Shelly Anne Simonds (born November 9, 1967) is an American educator and politician serving in the Virginia House of Delegates, representing the 94th district. She was first elected in 2019. During the 2013 and 2017 elections, Simonds was Democratic candidate for Virginia's 94th House of Delegates district in Newport News, Virginia.

2019 election

In 2019, Simonds ran for a third time against Delegate Yancey, however this time in a redrawn district which had a majority of Democratic-registered voters. Simonds won the November 2019 election to become Virginia's 94th district House of Delegates representative with 57.7% of the votes cast, against multiple opponents.

2017 election

After a close election November 7, 2017, Simonds was 10 votes behind her opponent. A recount was held in December and Simonds was declared winner by 1 vote. The next day, a 3-judge panel declared that a previously uncounted ballot in which both candidates' bubbles had been filled, but which Simonds' bubble was crossed out should have been counted for the Republican David Yancey—leaving the election a tie.

- COLLECTED MATERIAL -

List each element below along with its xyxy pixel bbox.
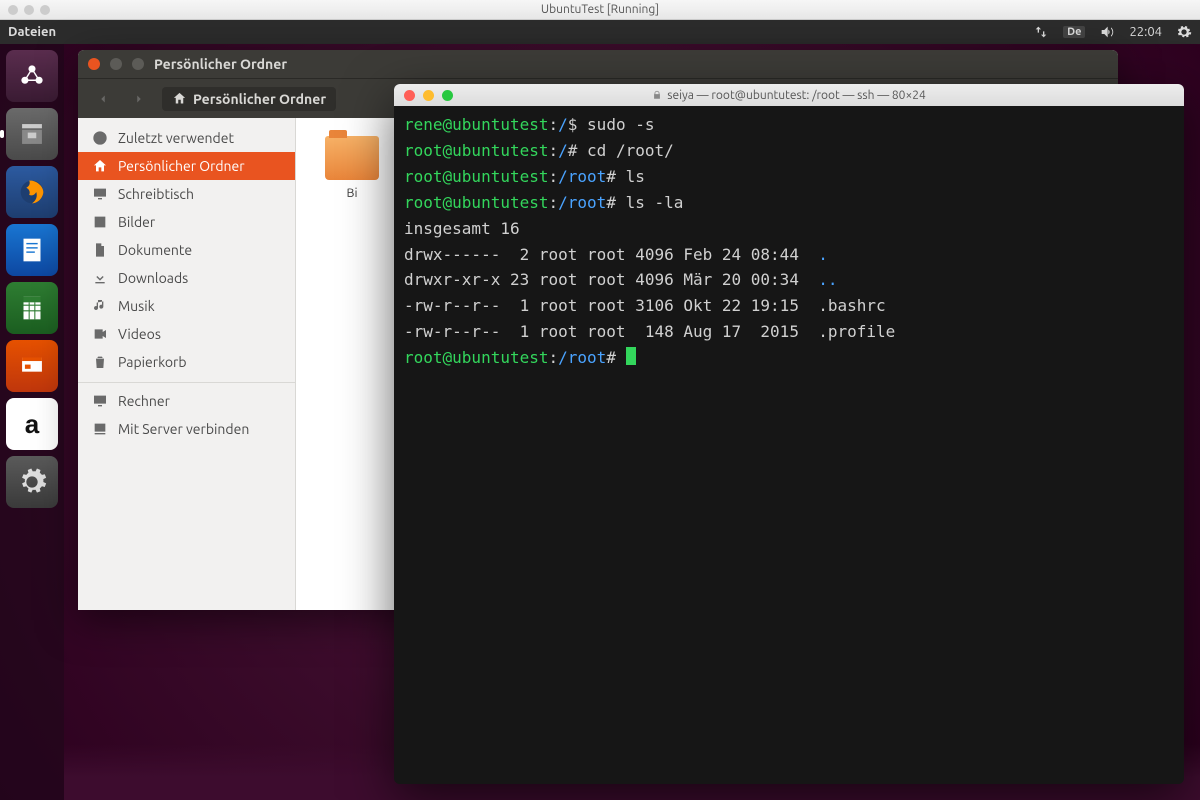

- YOUR TASK -
Carry on the article about Shelly Simonds from the point where it stops.

- RESULT -
On December 27, 2017, Simonds filed a motion asking judges to reconsider count of the double-marked ballot. On January 3, 2018, the recount panel rejected the motion. Drawing by lot was scheduled for the following day. On January 4, 2018, the Virginia Election Board certified that Yancey was the winner after a drawing by lot. Simonds declined to request another recount, to which she was entitled for losing the drawing, stating that "she did not expect to prevail in a dispute that captured national attention".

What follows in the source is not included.